- TASK -
Without further comment, state how many lines in the listing below contain the word "night".

○ ○ ○

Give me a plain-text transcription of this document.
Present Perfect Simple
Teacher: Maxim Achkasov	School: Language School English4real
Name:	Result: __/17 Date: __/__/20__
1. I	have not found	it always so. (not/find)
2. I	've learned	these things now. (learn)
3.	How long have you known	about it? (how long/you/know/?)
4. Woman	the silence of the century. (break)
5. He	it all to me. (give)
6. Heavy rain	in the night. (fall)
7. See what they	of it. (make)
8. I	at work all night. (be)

○ ○ ○

- SOLUTION TO THIS TASK -
2